# Start of PROVIDED DATA

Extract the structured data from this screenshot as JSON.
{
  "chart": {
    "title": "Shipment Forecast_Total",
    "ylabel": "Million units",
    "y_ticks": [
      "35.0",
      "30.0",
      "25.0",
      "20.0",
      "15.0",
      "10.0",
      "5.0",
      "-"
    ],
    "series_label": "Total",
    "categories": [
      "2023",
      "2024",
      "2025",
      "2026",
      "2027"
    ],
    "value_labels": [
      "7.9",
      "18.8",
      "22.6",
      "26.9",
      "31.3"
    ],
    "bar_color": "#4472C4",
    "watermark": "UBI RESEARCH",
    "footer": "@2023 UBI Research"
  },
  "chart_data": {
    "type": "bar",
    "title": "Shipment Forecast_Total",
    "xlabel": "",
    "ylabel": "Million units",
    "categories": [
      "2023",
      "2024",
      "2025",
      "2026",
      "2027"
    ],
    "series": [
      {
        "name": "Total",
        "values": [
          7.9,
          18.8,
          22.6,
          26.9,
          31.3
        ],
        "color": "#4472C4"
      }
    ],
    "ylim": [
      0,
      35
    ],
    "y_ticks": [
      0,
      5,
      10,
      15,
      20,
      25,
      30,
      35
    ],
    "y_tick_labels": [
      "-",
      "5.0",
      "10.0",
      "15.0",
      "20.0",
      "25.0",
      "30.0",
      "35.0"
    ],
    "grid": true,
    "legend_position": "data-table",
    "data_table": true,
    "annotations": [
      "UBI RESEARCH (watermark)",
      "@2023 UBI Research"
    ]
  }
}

# End of PROVIDED DATA

#### THE EXERCISE
Repeat every entry exactly, please.

#### FULL SOLUTION
Extract the structured data from this screenshot as JSON.
{
  "chart": {
    "title": "Shipment Forecast_Total",
    "ylabel": "Million units",
    "y_ticks": [
      "35.0",
      "30.0",
      "25.0",
      "20.0",
      "15.0",
      "10.0",
      "5.0",
      "-"
    ],
    "series_label": "Total",
    "categories": [
      "2023",
      "2024",
      "2025",
      "2026",
      "2027"
    ],
    "value_labels": [
      "7.9",
      "18.8",
      "22.6",
      "26.9",
      "31.3"
    ],
    "bar_color": "#4472C4",
    "watermark": "UBI RESEARCH",
    "footer": "@2023 UBI Research"
  },
  "chart_data": {
    "type": "bar",
    "title": "Shipment Forecast_Total",
    "xlabel": "",
    "ylabel": "Million units",
    "categories": [
      "2023",
      "2024",
      "2025",
      "2026",
      "2027"
    ],
    "series": [
      {
        "name": "Total",
        "values": [
          7.9,
          18.8,
          22.6,
          26.9,
          31.3
        ],
        "color": "#4472C4"
      }
    ],
    "ylim": [
      0,
      35
    ],
    "y_ticks": [
      0,
      5,
      10,
      15,
      20,
      25,
      30,
      35
    ],
    "y_tick_labels": [
      "-",
      "5.0",
      "10.0",
      "15.0",
      "20.0",
      "25.0",
      "30.0",
      "35.0"
    ],
    "grid": true,
    "legend_position": "data-table",
    "data_table": true,
    "annotations": [
      "UBI RESEARCH (watermark)",
      "@2023 UBI Research"
    ]
  }
}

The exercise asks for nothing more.